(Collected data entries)
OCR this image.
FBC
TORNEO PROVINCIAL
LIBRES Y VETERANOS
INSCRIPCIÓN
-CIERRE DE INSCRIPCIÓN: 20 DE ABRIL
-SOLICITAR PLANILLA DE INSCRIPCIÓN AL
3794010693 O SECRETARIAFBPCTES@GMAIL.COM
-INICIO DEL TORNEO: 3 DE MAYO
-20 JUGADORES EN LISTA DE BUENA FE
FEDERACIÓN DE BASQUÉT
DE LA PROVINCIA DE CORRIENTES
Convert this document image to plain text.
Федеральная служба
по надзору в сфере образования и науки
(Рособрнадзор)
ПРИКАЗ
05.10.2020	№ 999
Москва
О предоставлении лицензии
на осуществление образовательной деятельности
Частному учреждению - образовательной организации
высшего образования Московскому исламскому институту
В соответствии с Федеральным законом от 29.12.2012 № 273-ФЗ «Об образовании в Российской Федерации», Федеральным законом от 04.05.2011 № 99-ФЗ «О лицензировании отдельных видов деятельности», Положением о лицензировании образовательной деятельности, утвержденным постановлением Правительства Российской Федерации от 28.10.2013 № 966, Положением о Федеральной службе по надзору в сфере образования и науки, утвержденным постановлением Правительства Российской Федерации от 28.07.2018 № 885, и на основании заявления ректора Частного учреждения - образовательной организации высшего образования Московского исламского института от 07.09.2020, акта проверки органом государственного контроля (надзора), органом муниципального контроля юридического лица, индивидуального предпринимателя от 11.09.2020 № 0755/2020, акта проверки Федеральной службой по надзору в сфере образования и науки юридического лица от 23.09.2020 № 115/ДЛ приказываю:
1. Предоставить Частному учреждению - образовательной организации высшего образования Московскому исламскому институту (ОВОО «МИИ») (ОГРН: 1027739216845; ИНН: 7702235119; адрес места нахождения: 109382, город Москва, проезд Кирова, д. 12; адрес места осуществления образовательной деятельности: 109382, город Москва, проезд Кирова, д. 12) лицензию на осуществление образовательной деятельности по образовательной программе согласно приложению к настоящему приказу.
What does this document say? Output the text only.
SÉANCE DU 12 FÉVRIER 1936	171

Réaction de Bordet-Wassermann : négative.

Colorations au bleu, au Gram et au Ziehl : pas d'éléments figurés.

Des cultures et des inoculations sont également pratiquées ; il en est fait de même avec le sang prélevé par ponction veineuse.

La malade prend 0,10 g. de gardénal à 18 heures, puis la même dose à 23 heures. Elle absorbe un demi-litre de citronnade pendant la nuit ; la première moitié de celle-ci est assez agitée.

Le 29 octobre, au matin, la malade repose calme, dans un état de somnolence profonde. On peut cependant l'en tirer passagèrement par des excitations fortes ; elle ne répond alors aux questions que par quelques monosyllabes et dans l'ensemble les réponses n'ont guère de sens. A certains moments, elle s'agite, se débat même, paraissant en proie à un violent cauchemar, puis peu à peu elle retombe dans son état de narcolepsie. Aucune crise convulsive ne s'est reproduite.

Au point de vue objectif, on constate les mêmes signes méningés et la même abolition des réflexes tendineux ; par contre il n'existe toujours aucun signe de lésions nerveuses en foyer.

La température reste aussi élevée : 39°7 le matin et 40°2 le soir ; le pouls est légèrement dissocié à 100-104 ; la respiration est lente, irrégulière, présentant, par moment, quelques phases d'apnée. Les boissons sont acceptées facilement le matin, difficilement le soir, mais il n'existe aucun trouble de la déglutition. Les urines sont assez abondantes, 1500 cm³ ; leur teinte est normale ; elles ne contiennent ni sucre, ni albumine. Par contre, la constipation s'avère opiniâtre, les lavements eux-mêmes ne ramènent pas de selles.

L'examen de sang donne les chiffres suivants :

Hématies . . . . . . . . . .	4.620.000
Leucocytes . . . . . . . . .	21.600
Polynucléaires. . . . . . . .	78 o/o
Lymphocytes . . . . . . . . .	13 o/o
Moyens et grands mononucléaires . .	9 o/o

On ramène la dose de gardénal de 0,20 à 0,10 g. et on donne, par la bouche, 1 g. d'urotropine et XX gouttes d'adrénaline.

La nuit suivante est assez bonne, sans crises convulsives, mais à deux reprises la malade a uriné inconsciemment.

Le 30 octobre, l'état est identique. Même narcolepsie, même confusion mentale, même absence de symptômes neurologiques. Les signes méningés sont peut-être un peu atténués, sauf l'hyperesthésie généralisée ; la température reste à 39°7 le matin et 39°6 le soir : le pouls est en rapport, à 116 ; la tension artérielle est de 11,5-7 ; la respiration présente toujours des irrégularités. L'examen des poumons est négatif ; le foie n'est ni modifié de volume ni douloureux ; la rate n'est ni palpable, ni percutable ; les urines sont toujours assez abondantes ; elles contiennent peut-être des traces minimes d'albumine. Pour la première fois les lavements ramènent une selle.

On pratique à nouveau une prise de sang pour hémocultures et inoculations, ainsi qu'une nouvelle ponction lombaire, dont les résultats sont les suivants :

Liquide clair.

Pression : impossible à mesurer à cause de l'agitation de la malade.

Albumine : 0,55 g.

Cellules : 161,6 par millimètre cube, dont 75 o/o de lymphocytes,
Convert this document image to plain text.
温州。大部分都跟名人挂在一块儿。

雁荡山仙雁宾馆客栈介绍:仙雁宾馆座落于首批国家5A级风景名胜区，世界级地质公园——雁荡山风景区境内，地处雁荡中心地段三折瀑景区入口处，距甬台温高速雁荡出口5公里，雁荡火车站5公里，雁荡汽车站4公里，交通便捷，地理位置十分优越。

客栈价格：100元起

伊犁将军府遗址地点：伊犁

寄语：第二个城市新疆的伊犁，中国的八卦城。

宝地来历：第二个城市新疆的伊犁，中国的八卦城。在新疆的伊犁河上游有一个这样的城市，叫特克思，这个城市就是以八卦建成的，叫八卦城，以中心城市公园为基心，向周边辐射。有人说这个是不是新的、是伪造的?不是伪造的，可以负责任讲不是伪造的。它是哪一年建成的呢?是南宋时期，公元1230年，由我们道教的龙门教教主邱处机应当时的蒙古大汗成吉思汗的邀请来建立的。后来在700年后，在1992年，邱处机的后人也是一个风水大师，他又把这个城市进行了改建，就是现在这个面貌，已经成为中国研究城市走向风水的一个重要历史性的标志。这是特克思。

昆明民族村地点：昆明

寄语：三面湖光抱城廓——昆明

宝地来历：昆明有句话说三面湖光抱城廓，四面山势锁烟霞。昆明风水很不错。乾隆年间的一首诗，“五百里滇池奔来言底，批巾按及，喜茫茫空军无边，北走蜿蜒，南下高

#### Requirements
List the lines of the material in which the word "méningés" occurs.

#### In response
Au point de vue objectif, on constate les mêmes signes méningés et la même abolition des réflexes tendineux ; par contre il n'existe toujours aucun signe de lésions nerveuses en foyer.
Le 30 octobre, l'état est identique. Même narcolepsie, même confusion mentale, même absence de symptômes neurologiques. Les signes méningés sont peut-être un peu atténués, sauf l'hyperesthésie généralisée ; la température reste à 39°7 le matin et 39°6 le soir : le pouls est en rapport, à 116 ; la tension artérielle est de 11,5-7 ; la respiration présente toujours des irrégularités. L'examen des poumons est négatif ; le foie n'est ni modifié de volume ni douloureux ; la rate n'est ni palpable, ni percutable ; les urines sont toujours assez abondantes ; elles contiennent peut-être des traces minimes d'albumine. Pour la première fois les lavements ramènent une selle.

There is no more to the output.